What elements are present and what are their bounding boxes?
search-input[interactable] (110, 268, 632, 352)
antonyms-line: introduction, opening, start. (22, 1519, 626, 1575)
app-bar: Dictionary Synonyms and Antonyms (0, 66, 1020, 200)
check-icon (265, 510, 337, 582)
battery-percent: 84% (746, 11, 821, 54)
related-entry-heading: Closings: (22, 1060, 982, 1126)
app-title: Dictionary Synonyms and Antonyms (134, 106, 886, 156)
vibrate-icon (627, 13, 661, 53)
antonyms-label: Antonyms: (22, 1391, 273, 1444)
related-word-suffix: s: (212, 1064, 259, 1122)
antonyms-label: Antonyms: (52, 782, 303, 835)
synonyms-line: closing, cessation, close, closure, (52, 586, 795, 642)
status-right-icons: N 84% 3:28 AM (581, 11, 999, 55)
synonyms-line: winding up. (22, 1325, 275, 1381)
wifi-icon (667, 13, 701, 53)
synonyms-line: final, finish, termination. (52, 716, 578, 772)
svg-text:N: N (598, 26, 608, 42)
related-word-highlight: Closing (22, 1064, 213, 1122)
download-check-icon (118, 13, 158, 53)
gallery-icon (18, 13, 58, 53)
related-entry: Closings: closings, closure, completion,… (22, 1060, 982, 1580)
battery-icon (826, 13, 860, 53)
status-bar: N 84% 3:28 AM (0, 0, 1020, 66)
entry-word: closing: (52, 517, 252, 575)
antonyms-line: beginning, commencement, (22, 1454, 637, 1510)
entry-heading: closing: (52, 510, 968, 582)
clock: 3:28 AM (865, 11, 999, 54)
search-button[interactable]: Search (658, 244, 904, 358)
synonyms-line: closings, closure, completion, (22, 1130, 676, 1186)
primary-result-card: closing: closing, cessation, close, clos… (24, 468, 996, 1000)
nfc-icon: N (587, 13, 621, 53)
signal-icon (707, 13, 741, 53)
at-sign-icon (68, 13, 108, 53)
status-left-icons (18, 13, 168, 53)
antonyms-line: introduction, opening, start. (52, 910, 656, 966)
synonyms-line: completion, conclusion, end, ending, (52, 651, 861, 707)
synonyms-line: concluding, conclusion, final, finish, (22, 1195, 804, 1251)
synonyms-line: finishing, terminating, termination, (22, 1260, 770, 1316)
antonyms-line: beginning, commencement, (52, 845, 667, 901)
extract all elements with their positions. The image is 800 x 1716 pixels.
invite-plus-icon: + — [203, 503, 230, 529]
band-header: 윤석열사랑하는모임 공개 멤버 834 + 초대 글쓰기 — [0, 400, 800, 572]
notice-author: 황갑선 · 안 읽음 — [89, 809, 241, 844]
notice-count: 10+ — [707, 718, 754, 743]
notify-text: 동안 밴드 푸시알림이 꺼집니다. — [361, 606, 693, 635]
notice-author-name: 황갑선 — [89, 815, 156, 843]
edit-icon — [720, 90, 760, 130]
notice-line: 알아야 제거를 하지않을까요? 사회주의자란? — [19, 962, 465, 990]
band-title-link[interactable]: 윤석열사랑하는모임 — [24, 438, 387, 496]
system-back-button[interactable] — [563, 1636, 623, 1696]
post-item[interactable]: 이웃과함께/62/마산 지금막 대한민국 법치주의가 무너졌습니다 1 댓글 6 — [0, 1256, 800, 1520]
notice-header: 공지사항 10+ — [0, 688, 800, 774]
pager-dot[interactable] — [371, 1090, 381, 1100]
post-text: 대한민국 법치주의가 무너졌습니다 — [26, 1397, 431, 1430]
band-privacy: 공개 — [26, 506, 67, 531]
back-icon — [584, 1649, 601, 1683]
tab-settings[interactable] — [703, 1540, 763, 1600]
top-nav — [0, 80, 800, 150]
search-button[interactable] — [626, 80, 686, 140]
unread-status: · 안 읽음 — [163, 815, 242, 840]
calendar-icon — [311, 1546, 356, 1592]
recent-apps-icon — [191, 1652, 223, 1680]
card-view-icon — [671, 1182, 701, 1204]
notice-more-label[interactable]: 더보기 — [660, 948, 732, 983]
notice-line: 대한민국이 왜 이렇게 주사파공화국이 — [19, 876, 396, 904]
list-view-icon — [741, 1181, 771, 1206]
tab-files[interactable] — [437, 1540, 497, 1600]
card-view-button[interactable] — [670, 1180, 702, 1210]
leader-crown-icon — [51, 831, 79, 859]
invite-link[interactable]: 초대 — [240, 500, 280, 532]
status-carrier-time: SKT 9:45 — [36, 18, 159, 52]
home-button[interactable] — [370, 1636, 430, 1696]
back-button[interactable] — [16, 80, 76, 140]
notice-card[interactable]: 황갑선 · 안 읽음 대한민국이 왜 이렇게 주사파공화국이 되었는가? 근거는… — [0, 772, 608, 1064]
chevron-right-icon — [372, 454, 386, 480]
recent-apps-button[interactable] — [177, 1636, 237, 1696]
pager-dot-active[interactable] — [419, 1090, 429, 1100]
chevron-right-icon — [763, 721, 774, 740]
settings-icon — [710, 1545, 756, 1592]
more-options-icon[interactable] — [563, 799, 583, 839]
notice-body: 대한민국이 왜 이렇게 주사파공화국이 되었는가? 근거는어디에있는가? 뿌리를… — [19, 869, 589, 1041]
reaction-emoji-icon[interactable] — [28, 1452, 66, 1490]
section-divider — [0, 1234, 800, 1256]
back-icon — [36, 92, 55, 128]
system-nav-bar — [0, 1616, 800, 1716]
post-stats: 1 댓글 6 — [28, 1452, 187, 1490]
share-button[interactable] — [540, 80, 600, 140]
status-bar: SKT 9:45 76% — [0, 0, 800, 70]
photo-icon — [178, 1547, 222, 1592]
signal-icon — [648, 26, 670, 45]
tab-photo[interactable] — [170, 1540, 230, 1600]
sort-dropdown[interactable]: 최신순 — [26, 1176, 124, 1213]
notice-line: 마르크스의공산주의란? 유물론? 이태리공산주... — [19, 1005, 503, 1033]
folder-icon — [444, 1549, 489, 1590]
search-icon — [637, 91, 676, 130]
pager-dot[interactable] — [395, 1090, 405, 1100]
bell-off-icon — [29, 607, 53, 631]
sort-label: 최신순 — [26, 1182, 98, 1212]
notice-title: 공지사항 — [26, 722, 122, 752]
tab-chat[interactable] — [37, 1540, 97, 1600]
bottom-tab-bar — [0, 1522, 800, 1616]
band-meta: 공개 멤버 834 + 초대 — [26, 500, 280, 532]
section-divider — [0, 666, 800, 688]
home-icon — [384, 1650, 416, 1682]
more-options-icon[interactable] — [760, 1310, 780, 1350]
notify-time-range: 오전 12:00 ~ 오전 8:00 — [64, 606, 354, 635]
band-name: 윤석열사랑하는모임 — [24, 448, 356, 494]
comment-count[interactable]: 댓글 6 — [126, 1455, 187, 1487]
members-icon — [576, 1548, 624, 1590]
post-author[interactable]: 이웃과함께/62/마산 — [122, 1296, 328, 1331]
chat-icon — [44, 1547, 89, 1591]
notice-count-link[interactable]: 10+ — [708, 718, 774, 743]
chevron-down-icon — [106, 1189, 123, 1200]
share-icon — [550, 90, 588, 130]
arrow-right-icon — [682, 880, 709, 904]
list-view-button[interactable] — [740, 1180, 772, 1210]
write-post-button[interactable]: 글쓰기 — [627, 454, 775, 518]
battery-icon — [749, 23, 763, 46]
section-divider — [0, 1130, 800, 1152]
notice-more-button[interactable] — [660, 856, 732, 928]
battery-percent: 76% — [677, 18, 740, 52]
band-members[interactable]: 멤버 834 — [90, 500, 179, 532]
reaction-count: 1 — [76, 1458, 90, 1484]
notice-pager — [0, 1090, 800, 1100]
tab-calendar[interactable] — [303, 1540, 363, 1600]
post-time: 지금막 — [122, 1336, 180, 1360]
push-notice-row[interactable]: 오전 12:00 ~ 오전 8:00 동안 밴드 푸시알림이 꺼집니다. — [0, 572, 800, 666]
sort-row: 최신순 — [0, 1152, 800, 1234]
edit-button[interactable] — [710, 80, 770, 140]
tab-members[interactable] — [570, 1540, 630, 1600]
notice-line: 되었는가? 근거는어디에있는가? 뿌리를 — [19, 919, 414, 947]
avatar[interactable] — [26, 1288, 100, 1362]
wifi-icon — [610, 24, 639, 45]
--------------------
● **Written exercise**: Give the material again from its start through the line containing "651, 861, 707)", replacing every "cessation" with "halt" and leaving everything else unchanged.

● **Finished answer**:
What elements are present and what are their bounding boxes?
search-input[interactable] (110, 268, 632, 352)
antonyms-line: introduction, opening, start. (22, 1519, 626, 1575)
app-bar: Dictionary Synonyms and Antonyms (0, 66, 1020, 200)
check-icon (265, 510, 337, 582)
battery-percent: 84% (746, 11, 821, 54)
related-entry-heading: Closings: (22, 1060, 982, 1126)
app-title: Dictionary Synonyms and Antonyms (134, 106, 886, 156)
vibrate-icon (627, 13, 661, 53)
antonyms-label: Antonyms: (22, 1391, 273, 1444)
related-word-suffix: s: (212, 1064, 259, 1122)
antonyms-label: Antonyms: (52, 782, 303, 835)
synonyms-line: closing, halt, close, closure, (52, 586, 795, 642)
status-right-icons: N 84% 3:28 AM (581, 11, 999, 55)
synonyms-line: winding up. (22, 1325, 275, 1381)
wifi-icon (667, 13, 701, 53)
synonyms-line: final, finish, termination. (52, 716, 578, 772)
svg-text:N: N (598, 26, 608, 42)
related-word-highlight: Closing (22, 1064, 213, 1122)
download-check-icon (118, 13, 158, 53)
gallery-icon (18, 13, 58, 53)
related-entry: Closings: closings, closure, completion,… (22, 1060, 982, 1580)
battery-icon (826, 13, 860, 53)
status-bar: N 84% 3:28 AM (0, 0, 1020, 66)
entry-word: closing: (52, 517, 252, 575)
antonyms-line: beginning, commencement, (22, 1454, 637, 1510)
entry-heading: closing: (52, 510, 968, 582)
clock: 3:28 AM (865, 11, 999, 54)
search-button[interactable]: Search (658, 244, 904, 358)
synonyms-line: closings, closure, completion, (22, 1130, 676, 1186)
primary-result-card: closing: closing, halt, close, clos… (24, 468, 996, 1000)
nfc-icon: N (587, 13, 621, 53)
signal-icon (707, 13, 741, 53)
at-sign-icon (68, 13, 108, 53)
status-left-icons (18, 13, 168, 53)
antonyms-line: introduction, opening, start. (52, 910, 656, 966)
synonyms-line: completion, conclusion, end, ending, (52, 651, 861, 707)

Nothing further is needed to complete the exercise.